## Dataset excerpts
· · · · ·
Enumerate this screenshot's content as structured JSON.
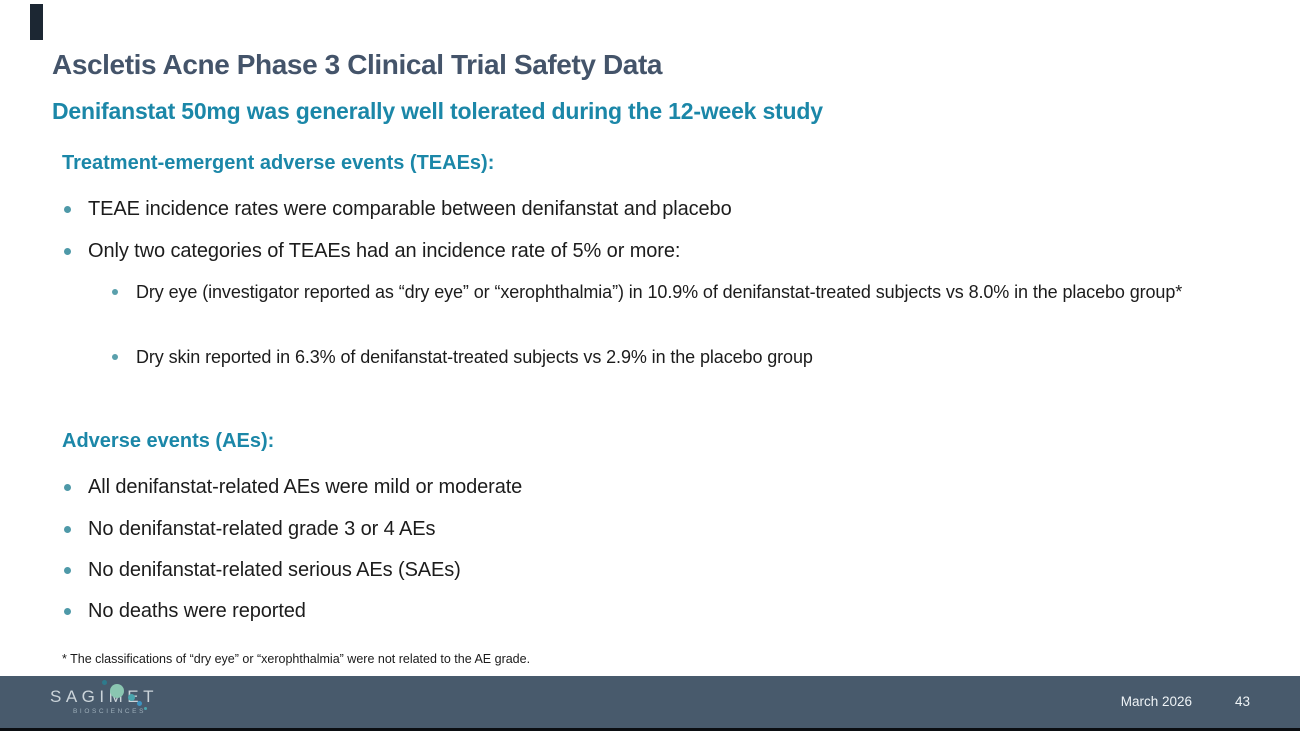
{
  "slide": {
    "title": "Ascletis Acne Phase 3 Clinical Trial Safety Data",
    "subtitle": "Denifanstat 50mg was generally well tolerated during the 12-week study",
    "sections": [
      {
        "heading": "Treatment-emergent adverse events (TEAEs):",
        "bullets": [
          {
            "level": 1,
            "text": "TEAE incidence rates were comparable between denifanstat and placebo"
          },
          {
            "level": 1,
            "text": "Only two categories of TEAEs had an incidence rate of 5% or more:"
          },
          {
            "level": 2,
            "text": "Dry eye (investigator reported as “dry eye” or “xerophthalmia”) in 10.9% of denifanstat-treated subjects vs 8.0% in the placebo group*"
          },
          {
            "level": 2,
            "text": "Dry skin reported in 6.3% of denifanstat-treated subjects vs 2.9% in the placebo group"
          }
        ]
      },
      {
        "heading": "Adverse events (AEs):",
        "bullets": [
          {
            "level": 1,
            "text": "All denifanstat-related AEs were mild or moderate"
          },
          {
            "level": 1,
            "text": "No denifanstat-related grade 3 or 4 AEs"
          },
          {
            "level": 1,
            "text": "No denifanstat-related serious AEs (SAEs)"
          },
          {
            "level": 1,
            "text": "No deaths were reported"
          }
        ]
      }
    ],
    "footnote": "* The classifications of “dry eye” or “xerophthalmia” were not related to the AE grade."
  },
  "footer": {
    "logo": {
      "name": "SAGIMET",
      "tagline": "BIOSCIENCES",
      "dots_icon": "logo-dot-cluster-icon"
    },
    "date": "March 2026",
    "page_number": "43"
  },
  "colors": {
    "title_text": "#44546A",
    "accent_teal": "#1B87A8",
    "body_text": "#1C1C1C",
    "bullet_dot": "#4E99A8",
    "footer_background": "#485A6C",
    "footer_text": "#EEF3F6",
    "logo_text": "#CBD4DA",
    "logo_tagline_text": "#9DAEBA",
    "logo_dot_seafoam": "#8AC6B1",
    "logo_dot_dark_teal": "#2E7A8C",
    "logo_dot_blue": "#3D93C0"
  }
}
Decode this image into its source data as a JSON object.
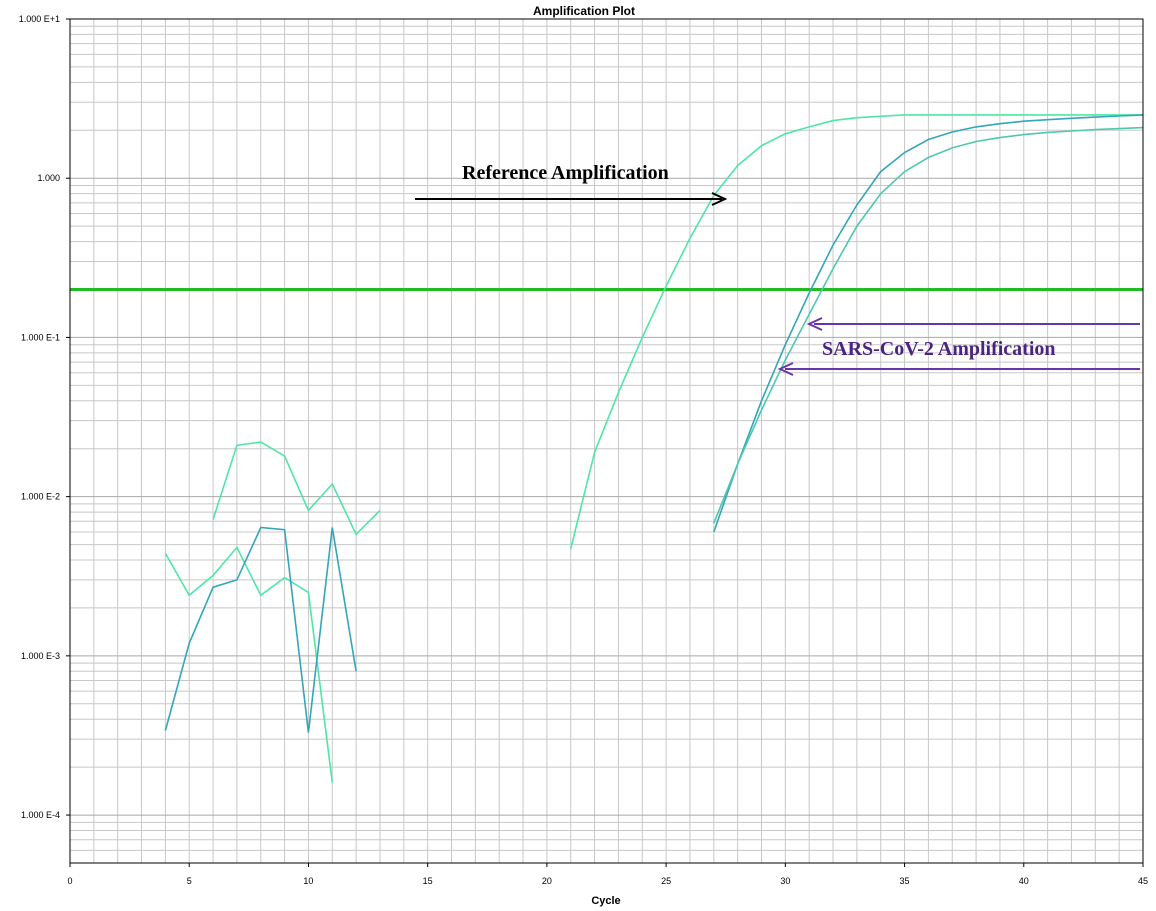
{
  "chart_data": {
    "type": "line",
    "title": "Amplification Plot",
    "xlabel": "Cycle",
    "ylabel": "",
    "yscale": "log",
    "xlim": [
      0,
      45
    ],
    "ylim": [
      5e-05,
      10
    ],
    "grid": true,
    "x_ticks": [
      {
        "value": 0,
        "label": "0"
      },
      {
        "value": 5,
        "label": "5"
      },
      {
        "value": 10,
        "label": "10"
      },
      {
        "value": 15,
        "label": "15"
      },
      {
        "value": 20,
        "label": "20"
      },
      {
        "value": 25,
        "label": "25"
      },
      {
        "value": 30,
        "label": "30"
      },
      {
        "value": 35,
        "label": "35"
      },
      {
        "value": 40,
        "label": "40"
      },
      {
        "value": 45,
        "label": "45"
      }
    ],
    "y_ticks": [
      {
        "value": 10,
        "label": "1.000 E+1"
      },
      {
        "value": 1,
        "label": "1.000"
      },
      {
        "value": 0.1,
        "label": "1.000 E-1"
      },
      {
        "value": 0.01,
        "label": "1.000 E-2"
      },
      {
        "value": 0.001,
        "label": "1.000 E-3"
      },
      {
        "value": 0.0001,
        "label": "1.000 E-4"
      }
    ],
    "threshold": {
      "value": 0.2,
      "color": "#22bb22"
    },
    "series": [
      {
        "color": "#4ee6a6",
        "points": [
          [
            6,
            0.0072
          ],
          [
            7,
            0.021
          ],
          [
            8,
            0.022
          ],
          [
            9,
            0.018
          ],
          [
            10,
            0.0082
          ],
          [
            11,
            0.012
          ],
          [
            12,
            0.0058
          ],
          [
            13,
            0.0082
          ]
        ]
      },
      {
        "color": "#4ee6a6",
        "points": [
          [
            4,
            0.0044
          ],
          [
            5,
            0.0024
          ],
          [
            6,
            0.0032
          ],
          [
            7,
            0.0048
          ],
          [
            8,
            0.0024
          ],
          [
            9,
            0.0031
          ],
          [
            10,
            0.0025
          ],
          [
            11,
            0.00016
          ]
        ]
      },
      {
        "color": "#34a6b8",
        "points": [
          [
            4,
            0.00034
          ],
          [
            5,
            0.0012
          ],
          [
            6,
            0.0027
          ],
          [
            7,
            0.003
          ],
          [
            8,
            0.0064
          ],
          [
            9,
            0.0062
          ],
          [
            10,
            0.00033
          ],
          [
            11,
            0.0064
          ],
          [
            12,
            0.0008
          ]
        ]
      },
      {
        "color": "#4ee6a6",
        "points": [
          [
            21,
            0.0047
          ],
          [
            22,
            0.019
          ],
          [
            23,
            0.045
          ],
          [
            24,
            0.1
          ],
          [
            25,
            0.21
          ],
          [
            26,
            0.42
          ],
          [
            27,
            0.78
          ],
          [
            28,
            1.2
          ],
          [
            29,
            1.6
          ],
          [
            30,
            1.9
          ],
          [
            31,
            2.1
          ],
          [
            32,
            2.3
          ],
          [
            33,
            2.4
          ],
          [
            34,
            2.45
          ],
          [
            35,
            2.5
          ],
          [
            36,
            2.5
          ],
          [
            37,
            2.5
          ],
          [
            38,
            2.5
          ],
          [
            39,
            2.5
          ],
          [
            40,
            2.5
          ],
          [
            41,
            2.5
          ],
          [
            42,
            2.5
          ],
          [
            43,
            2.5
          ],
          [
            44,
            2.5
          ],
          [
            45,
            2.5
          ]
        ]
      },
      {
        "color": "#34a6b8",
        "points": [
          [
            27,
            0.006
          ],
          [
            28,
            0.016
          ],
          [
            29,
            0.04
          ],
          [
            30,
            0.09
          ],
          [
            31,
            0.19
          ],
          [
            32,
            0.38
          ],
          [
            33,
            0.68
          ],
          [
            34,
            1.1
          ],
          [
            35,
            1.45
          ],
          [
            36,
            1.75
          ],
          [
            37,
            1.95
          ],
          [
            38,
            2.1
          ],
          [
            39,
            2.2
          ],
          [
            40,
            2.28
          ],
          [
            41,
            2.33
          ],
          [
            42,
            2.38
          ],
          [
            43,
            2.42
          ],
          [
            44,
            2.46
          ],
          [
            45,
            2.5
          ]
        ]
      },
      {
        "color": "#4ec8b0",
        "points": [
          [
            27,
            0.0068
          ],
          [
            28,
            0.016
          ],
          [
            29,
            0.035
          ],
          [
            30,
            0.072
          ],
          [
            31,
            0.14
          ],
          [
            32,
            0.27
          ],
          [
            33,
            0.5
          ],
          [
            34,
            0.8
          ],
          [
            35,
            1.1
          ],
          [
            36,
            1.35
          ],
          [
            37,
            1.55
          ],
          [
            38,
            1.7
          ],
          [
            39,
            1.8
          ],
          [
            40,
            1.88
          ],
          [
            41,
            1.94
          ],
          [
            42,
            1.98
          ],
          [
            43,
            2.02
          ],
          [
            44,
            2.05
          ],
          [
            45,
            2.08
          ]
        ]
      }
    ],
    "annotations": [
      {
        "text": "Reference Amplification",
        "color": "#000000"
      },
      {
        "text": "SARS-CoV-2 Amplification",
        "color": "#6a35a8"
      }
    ]
  }
}
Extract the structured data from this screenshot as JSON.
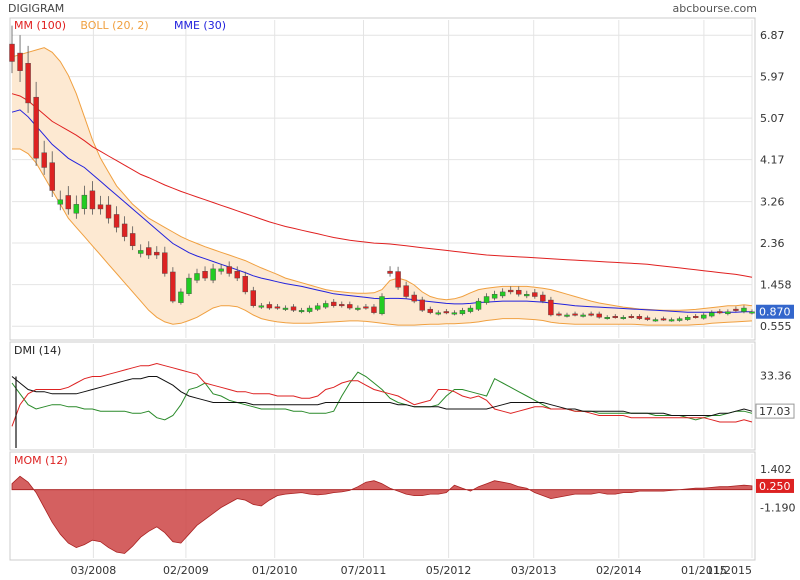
· · · · ·
## What you should do
Copy every record character for character. Skip the pictures.

## Answer for the task
Enumerate this screenshot's content as structured JSON.
{
  "slide": {
    "title": "Ascletis Acne Phase 3 Clinical Trial Safety Data",
    "subtitle": "Denifanstat 50mg was generally well tolerated during the 12-week study",
    "sections": [
      {
        "heading": "Treatment-emergent adverse events (TEAEs):",
        "bullets": [
          {
            "level": 1,
            "text": "TEAE incidence rates were comparable between denifanstat and placebo"
          },
          {
            "level": 1,
            "text": "Only two categories of TEAEs had an incidence rate of 5% or more:"
          },
          {
            "level": 2,
            "text": "Dry eye (investigator reported as “dry eye” or “xerophthalmia”) in 10.9% of denifanstat-treated subjects vs 8.0% in the placebo group*"
          },
          {
            "level": 2,
            "text": "Dry skin reported in 6.3% of denifanstat-treated subjects vs 2.9% in the placebo group"
          }
        ]
      },
      {
        "heading": "Adverse events (AEs):",
        "bullets": [
          {
            "level": 1,
            "text": "All denifanstat-related AEs were mild or moderate"
          },
          {
            "level": 1,
            "text": "No denifanstat-related grade 3 or 4 AEs"
          },
          {
            "level": 1,
            "text": "No denifanstat-related serious AEs (SAEs)"
          },
          {
            "level": 1,
            "text": "No deaths were reported"
          }
        ]
      }
    ],
    "footnote": "* The classifications of “dry eye” or “xerophthalmia” were not related to the AE grade."
  },
  "footer": {
    "logo": {
      "name": "SAGIMET",
      "tagline": "BIOSCIENCES",
      "dots_icon": "logo-dot-cluster-icon"
    },
    "date": "March 2026",
    "page_number": "43"
  },
  "colors": {
    "title_text": "#44546A",
    "accent_teal": "#1B87A8",
    "body_text": "#1C1C1C",
    "bullet_dot": "#4E99A8",
    "footer_background": "#485A6C",
    "footer_text": "#EEF3F6",
    "logo_text": "#CBD4DA",
    "logo_tagline_text": "#9DAEBA",
    "logo_dot_seafoam": "#8AC6B1",
    "logo_dot_dark_teal": "#2E7A8C",
    "logo_dot_blue": "#3D93C0"
  }
}
Decode this image into its source data as a JSON object.
{
  "chart_data": {
    "type": "line",
    "title": "Amplification Plot",
    "xlabel": "Cycle",
    "ylabel": "",
    "yscale": "log",
    "xlim": [
      0,
      45
    ],
    "ylim": [
      5e-05,
      10
    ],
    "grid": true,
    "x_ticks": [
      {
        "value": 0,
        "label": "0"
      },
      {
        "value": 5,
        "label": "5"
      },
      {
        "value": 10,
        "label": "10"
      },
      {
        "value": 15,
        "label": "15"
      },
      {
        "value": 20,
        "label": "20"
      },
      {
        "value": 25,
        "label": "25"
      },
      {
        "value": 30,
        "label": "30"
      },
      {
        "value": 35,
        "label": "35"
      },
      {
        "value": 40,
        "label": "40"
      },
      {
        "value": 45,
        "label": "45"
      }
    ],
    "y_ticks": [
      {
        "value": 10,
        "label": "1.000 E+1"
      },
      {
        "value": 1,
        "label": "1.000"
      },
      {
        "value": 0.1,
        "label": "1.000 E-1"
      },
      {
        "value": 0.01,
        "label": "1.000 E-2"
      },
      {
        "value": 0.001,
        "label": "1.000 E-3"
      },
      {
        "value": 0.0001,
        "label": "1.000 E-4"
      }
    ],
    "threshold": {
      "value": 0.2,
      "color": "#22bb22"
    },
    "series": [
      {
        "color": "#4ee6a6",
        "points": [
          [
            6,
            0.0072
          ],
          [
            7,
            0.021
          ],
          [
            8,
            0.022
          ],
          [
            9,
            0.018
          ],
          [
            10,
            0.0082
          ],
          [
            11,
            0.012
          ],
          [
            12,
            0.0058
          ],
          [
            13,
            0.0082
          ]
        ]
      },
      {
        "color": "#4ee6a6",
        "points": [
          [
            4,
            0.0044
          ],
          [
            5,
            0.0024
          ],
          [
            6,
            0.0032
          ],
          [
            7,
            0.0048
          ],
          [
            8,
            0.0024
          ],
          [
            9,
            0.0031
          ],
          [
            10,
            0.0025
          ],
          [
            11,
            0.00016
          ]
        ]
      },
      {
        "color": "#34a6b8",
        "points": [
          [
            4,
            0.00034
          ],
          [
            5,
            0.0012
          ],
          [
            6,
            0.0027
          ],
          [
            7,
            0.003
          ],
          [
            8,
            0.0064
          ],
          [
            9,
            0.0062
          ],
          [
            10,
            0.00033
          ],
          [
            11,
            0.0064
          ],
          [
            12,
            0.0008
          ]
        ]
      },
      {
        "color": "#4ee6a6",
        "points": [
          [
            21,
            0.0047
          ],
          [
            22,
            0.019
          ],
          [
            23,
            0.045
          ],
          [
            24,
            0.1
          ],
          [
            25,
            0.21
          ],
          [
            26,
            0.42
          ],
          [
            27,
            0.78
          ],
          [
            28,
            1.2
          ],
          [
            29,
            1.6
          ],
          [
            30,
            1.9
          ],
          [
            31,
            2.1
          ],
          [
            32,
            2.3
          ],
          [
            33,
            2.4
          ],
          [
            34,
            2.45
          ],
          [
            35,
            2.5
          ],
          [
            36,
            2.5
          ],
          [
            37,
            2.5
          ],
          [
            38,
            2.5
          ],
          [
            39,
            2.5
          ],
          [
            40,
            2.5
          ],
          [
            41,
            2.5
          ],
          [
            42,
            2.5
          ],
          [
            43,
            2.5
          ],
          [
            44,
            2.5
          ],
          [
            45,
            2.5
          ]
        ]
      },
      {
        "color": "#34a6b8",
        "points": [
          [
            27,
            0.006
          ],
          [
            28,
            0.016
          ],
          [
            29,
            0.04
          ],
          [
            30,
            0.09
          ],
          [
            31,
            0.19
          ],
          [
            32,
            0.38
          ],
          [
            33,
            0.68
          ],
          [
            34,
            1.1
          ],
          [
            35,
            1.45
          ],
          [
            36,
            1.75
          ],
          [
            37,
            1.95
          ],
          [
            38,
            2.1
          ],
          [
            39,
            2.2
          ],
          [
            40,
            2.28
          ],
          [
            41,
            2.33
          ],
          [
            42,
            2.38
          ],
          [
            43,
            2.42
          ],
          [
            44,
            2.46
          ],
          [
            45,
            2.5
          ]
        ]
      },
      {
        "color": "#4ec8b0",
        "points": [
          [
            27,
            0.0068
          ],
          [
            28,
            0.016
          ],
          [
            29,
            0.035
          ],
          [
            30,
            0.072
          ],
          [
            31,
            0.14
          ],
          [
            32,
            0.27
          ],
          [
            33,
            0.5
          ],
          [
            34,
            0.8
          ],
          [
            35,
            1.1
          ],
          [
            36,
            1.35
          ],
          [
            37,
            1.55
          ],
          [
            38,
            1.7
          ],
          [
            39,
            1.8
          ],
          [
            40,
            1.88
          ],
          [
            41,
            1.94
          ],
          [
            42,
            1.98
          ],
          [
            43,
            2.02
          ],
          [
            44,
            2.05
          ],
          [
            45,
            2.08
          ]
        ]
      }
    ],
    "annotations": [
      {
        "text": "Reference Amplification",
        "color": "#000000"
      },
      {
        "text": "SARS-CoV-2 Amplification",
        "color": "#6a35a8"
      }
    ]
  }
}
Extract the structured data from this screenshot as JSON.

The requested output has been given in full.